- DATA ENTRIES:
============

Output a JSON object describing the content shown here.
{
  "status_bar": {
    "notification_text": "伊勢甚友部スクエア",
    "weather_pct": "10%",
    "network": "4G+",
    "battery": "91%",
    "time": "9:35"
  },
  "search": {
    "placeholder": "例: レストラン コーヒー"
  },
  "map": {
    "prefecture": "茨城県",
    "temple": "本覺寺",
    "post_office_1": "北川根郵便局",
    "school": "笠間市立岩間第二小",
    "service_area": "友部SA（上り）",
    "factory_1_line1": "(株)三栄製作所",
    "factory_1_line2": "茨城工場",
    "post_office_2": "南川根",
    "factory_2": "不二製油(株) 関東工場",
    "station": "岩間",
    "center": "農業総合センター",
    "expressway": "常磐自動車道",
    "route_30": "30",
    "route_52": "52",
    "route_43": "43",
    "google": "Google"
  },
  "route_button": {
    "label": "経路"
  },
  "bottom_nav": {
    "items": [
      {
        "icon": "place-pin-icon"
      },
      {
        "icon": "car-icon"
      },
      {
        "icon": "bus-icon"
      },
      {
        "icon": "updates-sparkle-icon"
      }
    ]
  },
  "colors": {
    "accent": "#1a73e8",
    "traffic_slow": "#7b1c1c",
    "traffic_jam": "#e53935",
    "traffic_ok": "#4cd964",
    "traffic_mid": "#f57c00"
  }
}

============

Can you reproduce all the material exactly?

- RESPONSE TO THIS TASK:
Output a JSON object describing the content shown here.
{
  "status_bar": {
    "notification_text": "伊勢甚友部スクエア",
    "weather_pct": "10%",
    "network": "4G+",
    "battery": "91%",
    "time": "9:35"
  },
  "search": {
    "placeholder": "例: レストラン コーヒー"
  },
  "map": {
    "prefecture": "茨城県",
    "temple": "本覺寺",
    "post_office_1": "北川根郵便局",
    "school": "笠間市立岩間第二小",
    "service_area": "友部SA（上り）",
    "factory_1_line1": "(株)三栄製作所",
    "factory_1_line2": "茨城工場",
    "post_office_2": "南川根",
    "factory_2": "不二製油(株) 関東工場",
    "station": "岩間",
    "center": "農業総合センター",
    "expressway": "常磐自動車道",
    "route_30": "30",
    "route_52": "52",
    "route_43": "43",
    "google": "Google"
  },
  "route_button": {
    "label": "経路"
  },
  "bottom_nav": {
    "items": [
      {
        "icon": "place-pin-icon"
      },
      {
        "icon": "car-icon"
      },
      {
        "icon": "bus-icon"
      },
      {
        "icon": "updates-sparkle-icon"
      }
    ]
  },
  "colors": {
    "accent": "#1a73e8",
    "traffic_slow": "#7b1c1c",
    "traffic_jam": "#e53935",
    "traffic_ok": "#4cd964",
    "traffic_mid": "#f57c00"
  }
}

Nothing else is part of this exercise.